* WRITTEN REQUEST *
Quote every line as given.

══ INPUT MATERIAL ══

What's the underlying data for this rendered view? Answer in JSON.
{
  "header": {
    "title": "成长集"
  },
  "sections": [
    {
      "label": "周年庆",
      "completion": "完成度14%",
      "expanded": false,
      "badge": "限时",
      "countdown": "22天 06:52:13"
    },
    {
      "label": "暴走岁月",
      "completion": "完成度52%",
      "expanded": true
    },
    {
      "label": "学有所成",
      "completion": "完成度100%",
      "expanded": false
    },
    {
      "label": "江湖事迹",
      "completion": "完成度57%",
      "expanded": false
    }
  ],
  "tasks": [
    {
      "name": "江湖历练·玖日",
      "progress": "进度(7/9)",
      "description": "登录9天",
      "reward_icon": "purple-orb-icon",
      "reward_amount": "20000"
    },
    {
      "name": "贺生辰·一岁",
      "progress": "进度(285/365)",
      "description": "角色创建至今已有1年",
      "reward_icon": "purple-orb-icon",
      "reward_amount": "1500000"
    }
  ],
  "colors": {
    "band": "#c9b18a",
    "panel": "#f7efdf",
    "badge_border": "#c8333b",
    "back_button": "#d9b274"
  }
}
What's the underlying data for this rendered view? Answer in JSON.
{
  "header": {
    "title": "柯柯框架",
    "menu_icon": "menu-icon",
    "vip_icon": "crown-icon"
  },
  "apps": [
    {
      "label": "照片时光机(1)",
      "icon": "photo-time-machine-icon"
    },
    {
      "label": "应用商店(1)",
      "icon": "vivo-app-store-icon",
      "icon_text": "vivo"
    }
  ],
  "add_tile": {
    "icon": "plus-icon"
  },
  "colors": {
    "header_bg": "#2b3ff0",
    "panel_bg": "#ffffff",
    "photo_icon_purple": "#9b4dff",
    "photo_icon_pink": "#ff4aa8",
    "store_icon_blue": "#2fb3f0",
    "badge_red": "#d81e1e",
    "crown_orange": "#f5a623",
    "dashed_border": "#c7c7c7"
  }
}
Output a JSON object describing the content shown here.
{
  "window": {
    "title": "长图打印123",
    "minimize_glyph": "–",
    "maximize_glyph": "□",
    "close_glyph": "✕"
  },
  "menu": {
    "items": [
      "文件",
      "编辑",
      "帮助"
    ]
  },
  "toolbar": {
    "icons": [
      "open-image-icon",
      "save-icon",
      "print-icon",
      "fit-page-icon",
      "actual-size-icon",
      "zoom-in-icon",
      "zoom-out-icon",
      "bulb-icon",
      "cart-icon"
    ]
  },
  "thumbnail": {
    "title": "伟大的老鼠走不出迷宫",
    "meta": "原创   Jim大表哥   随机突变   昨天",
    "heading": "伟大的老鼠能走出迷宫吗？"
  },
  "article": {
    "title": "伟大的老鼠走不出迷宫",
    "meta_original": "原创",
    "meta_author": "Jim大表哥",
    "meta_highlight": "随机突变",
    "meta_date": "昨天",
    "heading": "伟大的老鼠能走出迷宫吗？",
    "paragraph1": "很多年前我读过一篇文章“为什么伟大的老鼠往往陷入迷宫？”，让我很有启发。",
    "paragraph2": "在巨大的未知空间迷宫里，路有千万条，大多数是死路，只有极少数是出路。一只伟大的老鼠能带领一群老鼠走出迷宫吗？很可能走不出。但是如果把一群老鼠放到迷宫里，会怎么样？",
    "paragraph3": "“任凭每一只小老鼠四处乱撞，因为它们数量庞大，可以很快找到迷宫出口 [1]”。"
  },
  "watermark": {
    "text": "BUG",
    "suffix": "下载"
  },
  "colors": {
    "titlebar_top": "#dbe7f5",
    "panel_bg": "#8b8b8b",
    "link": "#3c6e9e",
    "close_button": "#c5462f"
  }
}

═══

* ANSWER FOR THE TASK *
What's the underlying data for this rendered view? Answer in JSON.
{
  "header": {
    "title": "成长集"
  },
  "sections": [
    {
      "label": "周年庆",
      "completion": "完成度14%",
      "expanded": false,
      "badge": "限时",
      "countdown": "22天 06:52:13"
    },
    {
      "label": "暴走岁月",
      "completion": "完成度52%",
      "expanded": true
    },
    {
      "label": "学有所成",
      "completion": "完成度100%",
      "expanded": false
    },
    {
      "label": "江湖事迹",
      "completion": "完成度57%",
      "expanded": false
    }
  ],
  "tasks": [
    {
      "name": "江湖历练·玖日",
      "progress": "进度(7/9)",
      "description": "登录9天",
      "reward_icon": "purple-orb-icon",
      "reward_amount": "20000"
    },
    {
      "name": "贺生辰·一岁",
      "progress": "进度(285/365)",
      "description": "角色创建至今已有1年",
      "reward_icon": "purple-orb-icon",
      "reward_amount": "1500000"
    }
  ],
  "colors": {
    "band": "#c9b18a",
    "panel": "#f7efdf",
    "badge_border": "#c8333b",
    "back_button": "#d9b274"
  }
}
What's the underlying data for this rendered view? Answer in JSON.
{
  "header": {
    "title": "柯柯框架",
    "menu_icon": "menu-icon",
    "vip_icon": "crown-icon"
  },
  "apps": [
    {
      "label": "照片时光机(1)",
      "icon": "photo-time-machine-icon"
    },
    {
      "label": "应用商店(1)",
      "icon": "vivo-app-store-icon",
      "icon_text": "vivo"
    }
  ],
  "add_tile": {
    "icon": "plus-icon"
  },
  "colors": {
    "header_bg": "#2b3ff0",
    "panel_bg": "#ffffff",
    "photo_icon_purple": "#9b4dff",
    "photo_icon_pink": "#ff4aa8",
    "store_icon_blue": "#2fb3f0",
    "badge_red": "#d81e1e",
    "crown_orange": "#f5a623",
    "dashed_border": "#c7c7c7"
  }
}
Output a JSON object describing the content shown here.
{
  "window": {
    "title": "长图打印123",
    "minimize_glyph": "–",
    "maximize_glyph": "□",
    "close_glyph": "✕"
  },
  "menu": {
    "items": [
      "文件",
      "编辑",
      "帮助"
    ]
  },
  "toolbar": {
    "icons": [
      "open-image-icon",
      "save-icon",
      "print-icon",
      "fit-page-icon",
      "actual-size-icon",
      "zoom-in-icon",
      "zoom-out-icon",
      "bulb-icon",
      "cart-icon"
    ]
  },
  "thumbnail": {
    "title": "伟大的老鼠走不出迷宫",
    "meta": "原创   Jim大表哥   随机突变   昨天",
    "heading": "伟大的老鼠能走出迷宫吗？"
  },
  "article": {
    "title": "伟大的老鼠走不出迷宫",
    "meta_original": "原创",
    "meta_author": "Jim大表哥",
    "meta_highlight": "随机突变",
    "meta_date": "昨天",
    "heading": "伟大的老鼠能走出迷宫吗？",
    "paragraph1": "很多年前我读过一篇文章“为什么伟大的老鼠往往陷入迷宫？”，让我很有启发。",
    "paragraph2": "在巨大的未知空间迷宫里，路有千万条，大多数是死路，只有极少数是出路。一只伟大的老鼠能带领一群老鼠走出迷宫吗？很可能走不出。但是如果把一群老鼠放到迷宫里，会怎么样？",
    "paragraph3": "“任凭每一只小老鼠四处乱撞，因为它们数量庞大，可以很快找到迷宫出口 [1]”。"
  },
  "watermark": {
    "text": "BUG",
    "suffix": "下载"
  },
  "colors": {
    "titlebar_top": "#dbe7f5",
    "panel_bg": "#8b8b8b",
    "link": "#3c6e9e",
    "close_button": "#c5462f"
  }
}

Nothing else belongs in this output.